• STATED EXERCISE
Write the data out again exactly, with no pictures.

Start

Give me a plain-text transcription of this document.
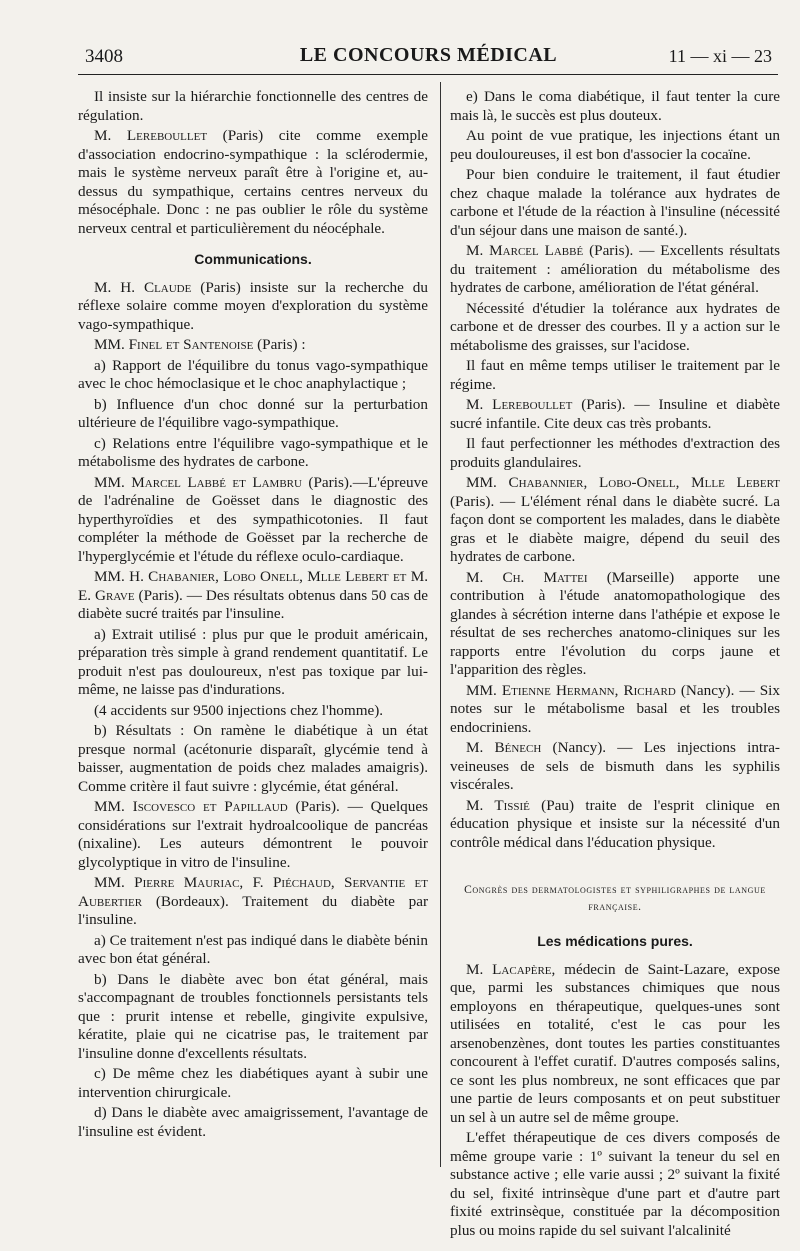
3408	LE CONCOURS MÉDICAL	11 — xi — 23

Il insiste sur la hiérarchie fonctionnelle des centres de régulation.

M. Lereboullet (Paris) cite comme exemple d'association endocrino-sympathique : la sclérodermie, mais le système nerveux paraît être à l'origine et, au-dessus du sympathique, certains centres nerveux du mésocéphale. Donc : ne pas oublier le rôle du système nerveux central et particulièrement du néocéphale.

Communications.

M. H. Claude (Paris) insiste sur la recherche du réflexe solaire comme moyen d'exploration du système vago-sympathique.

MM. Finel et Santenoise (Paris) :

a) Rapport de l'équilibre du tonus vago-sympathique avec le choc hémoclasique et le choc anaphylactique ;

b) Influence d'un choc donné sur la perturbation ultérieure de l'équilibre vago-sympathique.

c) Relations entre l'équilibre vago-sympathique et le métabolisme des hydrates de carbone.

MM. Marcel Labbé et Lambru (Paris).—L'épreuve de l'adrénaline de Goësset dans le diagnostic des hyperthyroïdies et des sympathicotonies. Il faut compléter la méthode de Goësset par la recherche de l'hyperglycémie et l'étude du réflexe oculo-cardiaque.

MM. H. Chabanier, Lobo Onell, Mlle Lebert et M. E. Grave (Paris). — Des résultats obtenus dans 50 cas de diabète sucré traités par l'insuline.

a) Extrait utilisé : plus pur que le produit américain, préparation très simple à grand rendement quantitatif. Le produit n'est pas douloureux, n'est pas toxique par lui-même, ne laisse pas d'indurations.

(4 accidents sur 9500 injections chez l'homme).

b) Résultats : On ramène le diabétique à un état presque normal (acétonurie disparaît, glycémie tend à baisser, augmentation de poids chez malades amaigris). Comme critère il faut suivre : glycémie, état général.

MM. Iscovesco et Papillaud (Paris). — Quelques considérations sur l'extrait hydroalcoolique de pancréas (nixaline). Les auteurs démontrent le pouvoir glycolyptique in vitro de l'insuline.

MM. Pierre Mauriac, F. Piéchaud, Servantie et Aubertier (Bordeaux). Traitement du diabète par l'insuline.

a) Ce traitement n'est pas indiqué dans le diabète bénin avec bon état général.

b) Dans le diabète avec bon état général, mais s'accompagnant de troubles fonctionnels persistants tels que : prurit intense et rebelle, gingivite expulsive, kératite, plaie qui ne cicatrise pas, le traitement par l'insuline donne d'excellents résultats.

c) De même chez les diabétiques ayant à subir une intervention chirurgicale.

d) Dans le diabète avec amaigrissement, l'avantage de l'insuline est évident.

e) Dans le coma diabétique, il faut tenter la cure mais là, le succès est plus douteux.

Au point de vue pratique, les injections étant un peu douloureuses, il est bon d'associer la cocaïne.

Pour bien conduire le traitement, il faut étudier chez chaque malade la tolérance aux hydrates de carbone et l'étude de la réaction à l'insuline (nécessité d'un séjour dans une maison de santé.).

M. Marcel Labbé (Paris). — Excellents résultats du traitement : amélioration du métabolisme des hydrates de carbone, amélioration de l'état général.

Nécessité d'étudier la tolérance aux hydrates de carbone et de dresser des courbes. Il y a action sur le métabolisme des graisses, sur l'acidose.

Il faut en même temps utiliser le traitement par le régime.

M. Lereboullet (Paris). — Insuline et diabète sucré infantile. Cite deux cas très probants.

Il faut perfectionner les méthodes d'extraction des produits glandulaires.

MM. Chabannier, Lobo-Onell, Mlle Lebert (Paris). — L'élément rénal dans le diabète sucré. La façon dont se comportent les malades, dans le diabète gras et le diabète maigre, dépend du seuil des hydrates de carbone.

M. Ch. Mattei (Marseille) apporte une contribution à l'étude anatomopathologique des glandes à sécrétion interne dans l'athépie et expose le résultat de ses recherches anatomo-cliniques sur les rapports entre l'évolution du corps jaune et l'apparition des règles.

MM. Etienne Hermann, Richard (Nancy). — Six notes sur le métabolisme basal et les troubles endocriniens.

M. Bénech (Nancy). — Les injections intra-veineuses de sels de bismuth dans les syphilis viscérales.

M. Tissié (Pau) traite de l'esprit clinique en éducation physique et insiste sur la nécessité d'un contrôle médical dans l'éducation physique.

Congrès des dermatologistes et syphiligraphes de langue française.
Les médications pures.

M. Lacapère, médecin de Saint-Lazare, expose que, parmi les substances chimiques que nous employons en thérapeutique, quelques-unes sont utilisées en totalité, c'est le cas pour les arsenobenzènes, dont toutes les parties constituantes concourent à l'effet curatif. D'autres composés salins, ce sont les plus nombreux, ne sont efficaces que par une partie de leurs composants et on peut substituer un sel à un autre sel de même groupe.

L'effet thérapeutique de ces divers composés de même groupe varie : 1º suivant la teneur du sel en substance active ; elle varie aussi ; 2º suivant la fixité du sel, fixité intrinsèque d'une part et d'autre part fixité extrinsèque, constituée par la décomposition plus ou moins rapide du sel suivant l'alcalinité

End

• SOLUTION FOR THIS TASK
Give me a plain-text transcription of this document.
3408	LE CONCOURS MÉDICAL	11 — xi — 23

Il insiste sur la hiérarchie fonctionnelle des centres de régulation.

M. Lereboullet (Paris) cite comme exemple d'association endocrino-sympathique : la sclérodermie, mais le système nerveux paraît être à l'origine et, au-dessus du sympathique, certains centres nerveux du mésocéphale. Donc : ne pas oublier le rôle du système nerveux central et particulièrement du néocéphale.

Communications.

M. H. Claude (Paris) insiste sur la recherche du réflexe solaire comme moyen d'exploration du système vago-sympathique.

MM. Finel et Santenoise (Paris) :

a) Rapport de l'équilibre du tonus vago-sympathique avec le choc hémoclasique et le choc anaphylactique ;

b) Influence d'un choc donné sur la perturbation ultérieure de l'équilibre vago-sympathique.

c) Relations entre l'équilibre vago-sympathique et le métabolisme des hydrates de carbone.

MM. Marcel Labbé et Lambru (Paris).—L'épreuve de l'adrénaline de Goësset dans le diagnostic des hyperthyroïdies et des sympathicotonies. Il faut compléter la méthode de Goësset par la recherche de l'hyperglycémie et l'étude du réflexe oculo-cardiaque.

MM. H. Chabanier, Lobo Onell, Mlle Lebert et M. E. Grave (Paris). — Des résultats obtenus dans 50 cas de diabète sucré traités par l'insuline.

a) Extrait utilisé : plus pur que le produit américain, préparation très simple à grand rendement quantitatif. Le produit n'est pas douloureux, n'est pas toxique par lui-même, ne laisse pas d'indurations.

(4 accidents sur 9500 injections chez l'homme).

b) Résultats : On ramène le diabétique à un état presque normal (acétonurie disparaît, glycémie tend à baisser, augmentation de poids chez malades amaigris). Comme critère il faut suivre : glycémie, état général.

MM. Iscovesco et Papillaud (Paris). — Quelques considérations sur l'extrait hydroalcoolique de pancréas (nixaline). Les auteurs démontrent le pouvoir glycolyptique in vitro de l'insuline.

MM. Pierre Mauriac, F. Piéchaud, Servantie et Aubertier (Bordeaux). Traitement du diabète par l'insuline.

a) Ce traitement n'est pas indiqué dans le diabète bénin avec bon état général.

b) Dans le diabète avec bon état général, mais s'accompagnant de troubles fonctionnels persistants tels que : prurit intense et rebelle, gingivite expulsive, kératite, plaie qui ne cicatrise pas, le traitement par l'insuline donne d'excellents résultats.

c) De même chez les diabétiques ayant à subir une intervention chirurgicale.

d) Dans le diabète avec amaigrissement, l'avantage de l'insuline est évident.

e) Dans le coma diabétique, il faut tenter la cure mais là, le succès est plus douteux.

Au point de vue pratique, les injections étant un peu douloureuses, il est bon d'associer la cocaïne.

Pour bien conduire le traitement, il faut étudier chez chaque malade la tolérance aux hydrates de carbone et l'étude de la réaction à l'insuline (nécessité d'un séjour dans une maison de santé.).

M. Marcel Labbé (Paris). — Excellents résultats du traitement : amélioration du métabolisme des hydrates de carbone, amélioration de l'état général.

Nécessité d'étudier la tolérance aux hydrates de carbone et de dresser des courbes. Il y a action sur le métabolisme des graisses, sur l'acidose.

Il faut en même temps utiliser le traitement par le régime.

M. Lereboullet (Paris). — Insuline et diabète sucré infantile. Cite deux cas très probants.

Il faut perfectionner les méthodes d'extraction des produits glandulaires.

MM. Chabannier, Lobo-Onell, Mlle Lebert (Paris). — L'élément rénal dans le diabète sucré. La façon dont se comportent les malades, dans le diabète gras et le diabète maigre, dépend du seuil des hydrates de carbone.

M. Ch. Mattei (Marseille) apporte une contribution à l'étude anatomopathologique des glandes à sécrétion interne dans l'athépie et expose le résultat de ses recherches anatomo-cliniques sur les rapports entre l'évolution du corps jaune et l'apparition des règles.

MM. Etienne Hermann, Richard (Nancy). — Six notes sur le métabolisme basal et les troubles endocriniens.

M. Bénech (Nancy). — Les injections intra-veineuses de sels de bismuth dans les syphilis viscérales.

M. Tissié (Pau) traite de l'esprit clinique en éducation physique et insiste sur la nécessité d'un contrôle médical dans l'éducation physique.

Congrès des dermatologistes et syphiligraphes de langue française.
Les médications pures.

M. Lacapère, médecin de Saint-Lazare, expose que, parmi les substances chimiques que nous employons en thérapeutique, quelques-unes sont utilisées en totalité, c'est le cas pour les arsenobenzènes, dont toutes les parties constituantes concourent à l'effet curatif. D'autres composés salins, ce sont les plus nombreux, ne sont efficaces que par une partie de leurs composants et on peut substituer un sel à un autre sel de même groupe.

L'effet thérapeutique de ces divers composés de même groupe varie : 1º suivant la teneur du sel en substance active ; elle varie aussi ; 2º suivant la fixité du sel, fixité intrinsèque d'une part et d'autre part fixité extrinsèque, constituée par la décomposition plus ou moins rapide du sel suivant l'alcalinité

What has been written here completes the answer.